Transcribe the whole listing below without changing a word, but leave out every image.

════════

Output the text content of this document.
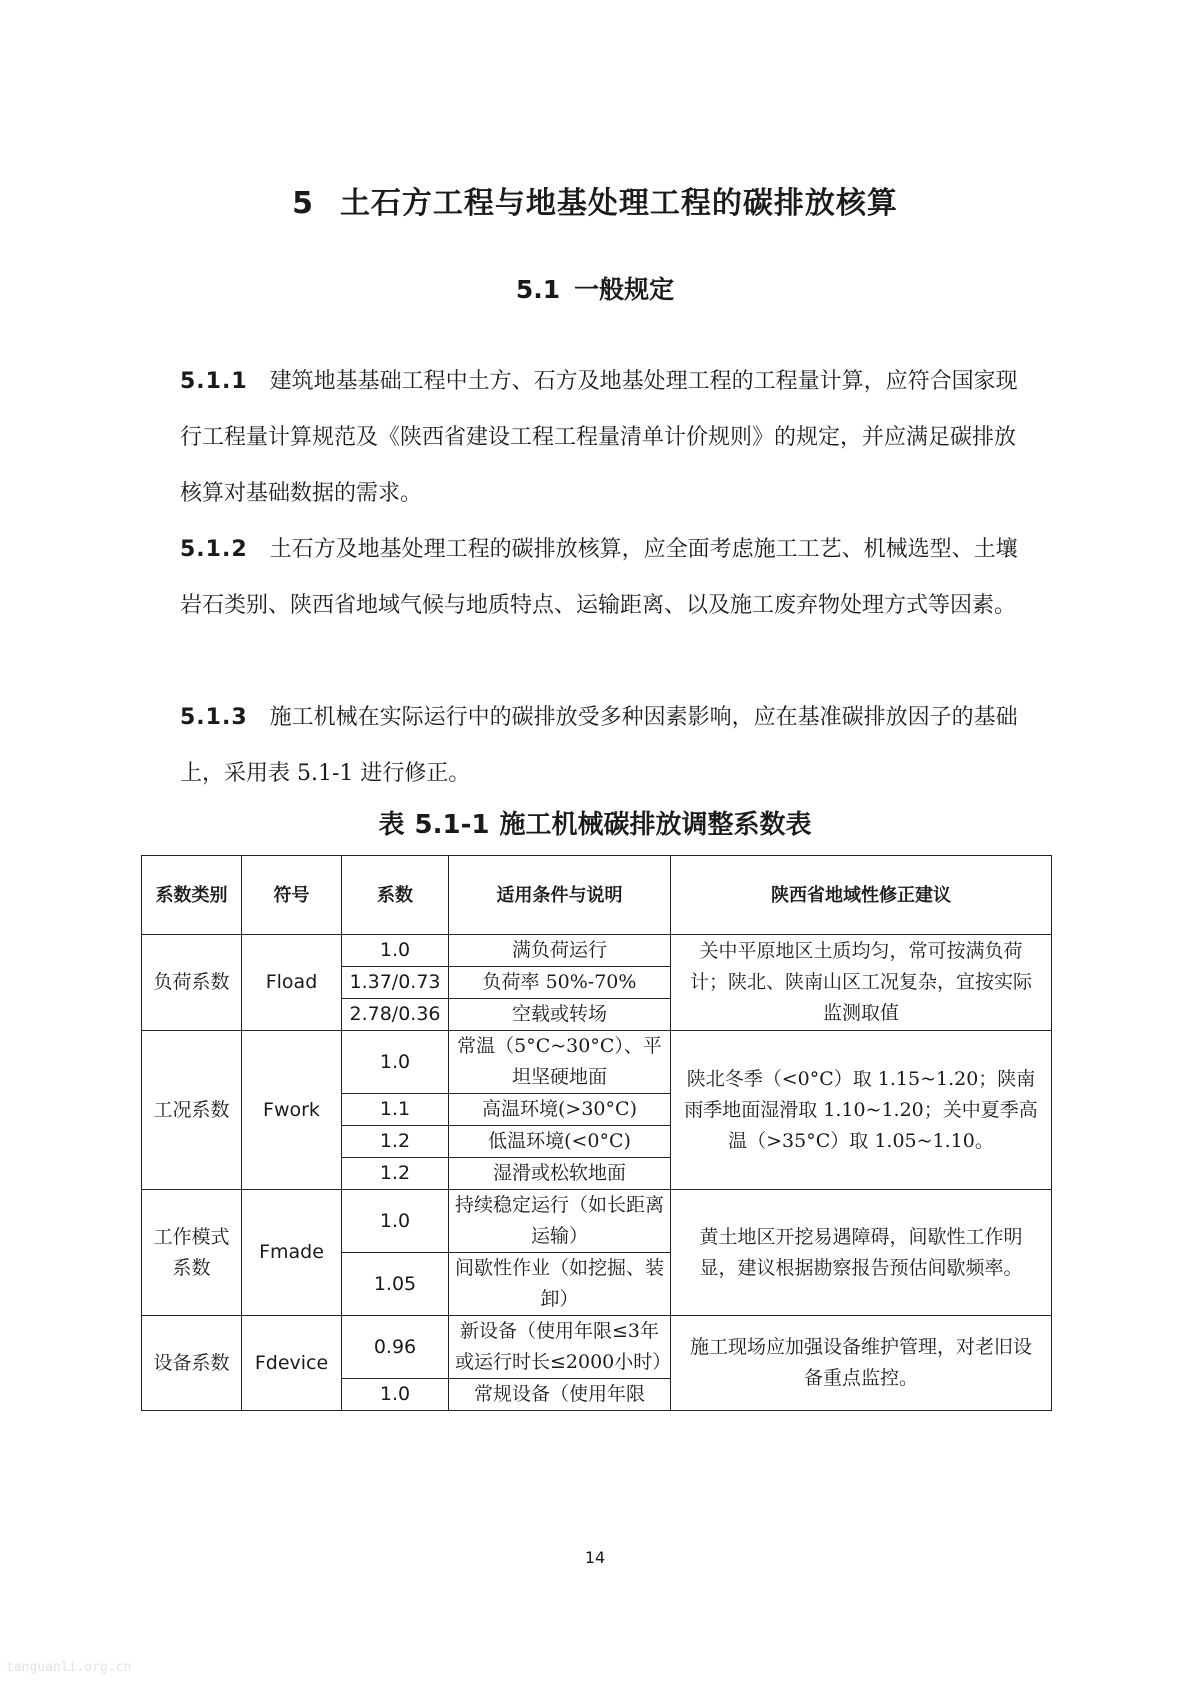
5 土石方工程与地基处理工程的碳排放核算
5.1 一般规定

5.1.1 建筑地基基础工程中土方、石方及地基处理工程的工程量计算，应符合国家现行工程量计算规范及《陕西省建设工程工程量清单计价规则》的规定，并应满足碳排放核算对基础数据的需求。

5.1.2 土石方及地基处理工程的碳排放核算，应全面考虑施工工艺、机械选型、土壤岩石类别、陕西省地域气候与地质特点、运输距离、以及施工废弃物处理方式等因素。

5.1.3 施工机械在实际运行中的碳排放受多种因素影响，应在基准碳排放因子的基础上，采用表 5.1-1 进行修正。

表 5.1-1 施工机械碳排放调整系数表
系数类别	符号	系数	适用条件与说明	陕西省地域性修正建议
负荷系数	Fload	1.0	满负荷运行	关中平原地区土质均匀，常可按满负荷计；陕北、陕南山区工况复杂，宜按实际监测取值
		1.37/0.73	负荷率 50%-70%	
		2.78/0.36	空载或转场	
工况系数	Fwork	1.0	常温（5°C~30°C）、平坦坚硬地面	陕北冬季（<0°C）取 1.15~1.20；陕南雨季地面湿滑取 1.10~1.20；关中夏季高温（>35°C）取 1.05~1.10。
		1.1	高温环境(>30°C)	
		1.2	低温环境(<0°C)	
		1.2	湿滑或松软地面	
工作模式系数	Fmade	1.0	持续稳定运行（如长距离运输）	黄土地区开挖易遇障碍，间歇性工作明显，建议根据勘察报告预估间歇频率。
		1.05	间歇性作业（如挖掘、装卸）	
设备系数	Fdevice	0.96	新设备（使用年限≤3年或运行时长≤2000小时）	施工现场应加强设备维护管理，对老旧设备重点监控。
		1.0	常规设备（使用年限	
14
tanguanli.org.cn
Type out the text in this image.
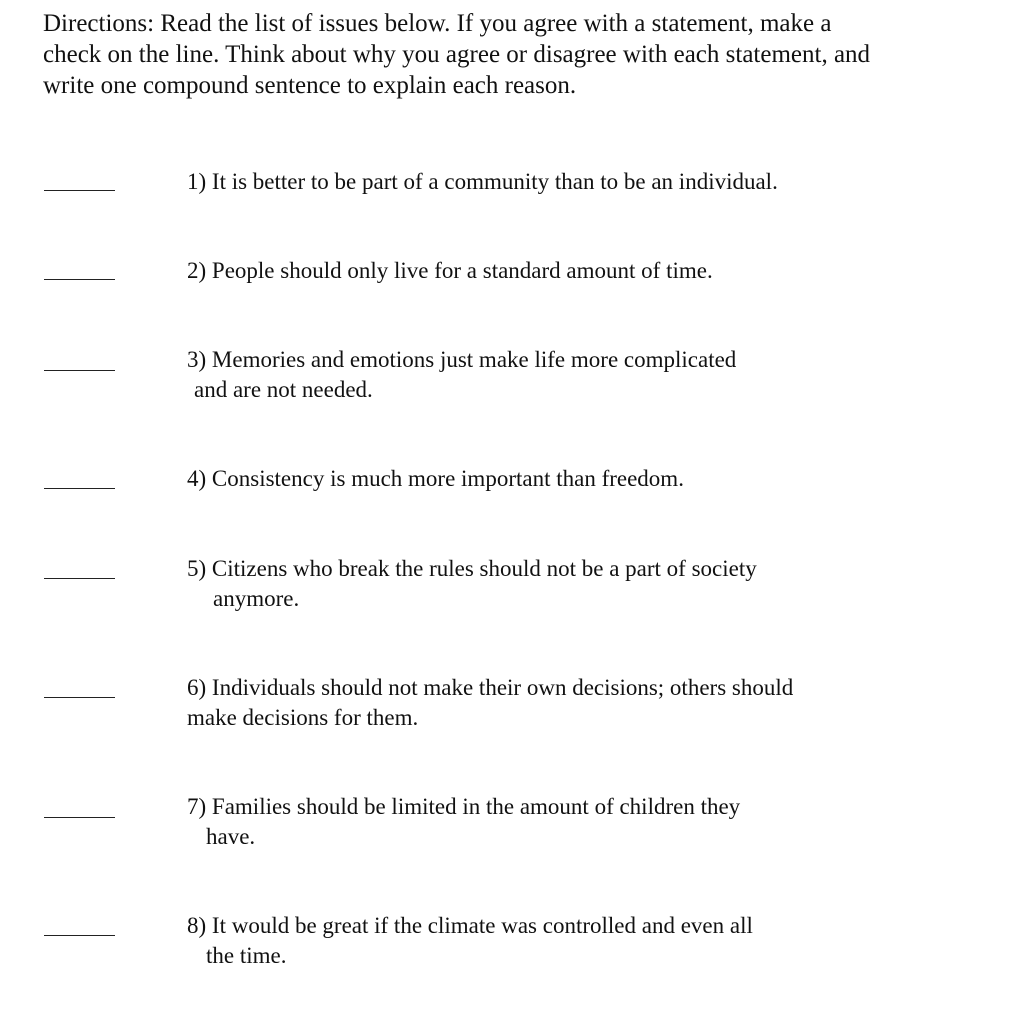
Directions: Read the list of issues below. If you agree with a statement, make a
check on the line. Think about why you agree or disagree with each statement, and
write one compound sentence to explain each reason.
1) It is better to be part of a community than to be an individual.
2) People should only live for a standard amount of time.
3) Memories and emotions just make life more complicated
and are not needed.
4) Consistency is much more important than freedom.
5) Citizens who break the rules should not be a part of society
anymore.
6) Individuals should not make their own decisions; others should
make decisions for them.
7) Families should be limited in the amount of children they
have.
8) It would be great if the climate was controlled and even all
the time.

════════

**WRITTEN ANSWER**
Output the text content of this document.
5 土石方工程与地基处理工程的碳排放核算
5.1 一般规定

5.1.1 建筑地基基础工程中土方、石方及地基处理工程的工程量计算，应符合国家现行工程量计算规范及《陕西省建设工程工程量清单计价规则》的规定，并应满足碳排放核算对基础数据的需求。

5.1.2 土石方及地基处理工程的碳排放核算，应全面考虑施工工艺、机械选型、土壤岩石类别、陕西省地域气候与地质特点、运输距离、以及施工废弃物处理方式等因素。

5.1.3 施工机械在实际运行中的碳排放受多种因素影响，应在基准碳排放因子的基础上，采用表 5.1-1 进行修正。

表 5.1-1 施工机械碳排放调整系数表
系数类别	符号	系数	适用条件与说明	陕西省地域性修正建议
负荷系数	Fload	1.0	满负荷运行	关中平原地区土质均匀，常可按满负荷计；陕北、陕南山区工况复杂，宜按实际监测取值
		1.37/0.73	负荷率 50%-70%	
		2.78/0.36	空载或转场	
工况系数	Fwork	1.0	常温（5°C~30°C）、平坦坚硬地面	陕北冬季（<0°C）取 1.15~1.20；陕南雨季地面湿滑取 1.10~1.20；关中夏季高温（>35°C）取 1.05~1.10。
		1.1	高温环境(>30°C)	
		1.2	低温环境(<0°C)	
		1.2	湿滑或松软地面	
工作模式系数	Fmade	1.0	持续稳定运行（如长距离运输）	黄土地区开挖易遇障碍，间歇性工作明显，建议根据勘察报告预估间歇频率。
		1.05	间歇性作业（如挖掘、装卸）	
设备系数	Fdevice	0.96	新设备（使用年限≤3年或运行时长≤2000小时）	施工现场应加强设备维护管理，对老旧设备重点监控。
		1.0	常规设备（使用年限	
14
tanguanli.org.cn
Type out the text in this image.
Directions: Read the list of issues below. If you agree with a statement, make a
check on the line. Think about why you agree or disagree with each statement, and
write one compound sentence to explain each reason.
1) It is better to be part of a community than to be an individual.
2) People should only live for a standard amount of time.
3) Memories and emotions just make life more complicated
and are not needed.
4) Consistency is much more important than freedom.
5) Citizens who break the rules should not be a part of society
anymore.
6) Individuals should not make their own decisions; others should
make decisions for them.
7) Families should be limited in the amount of children they
have.
8) It would be great if the climate was controlled and even all
the time.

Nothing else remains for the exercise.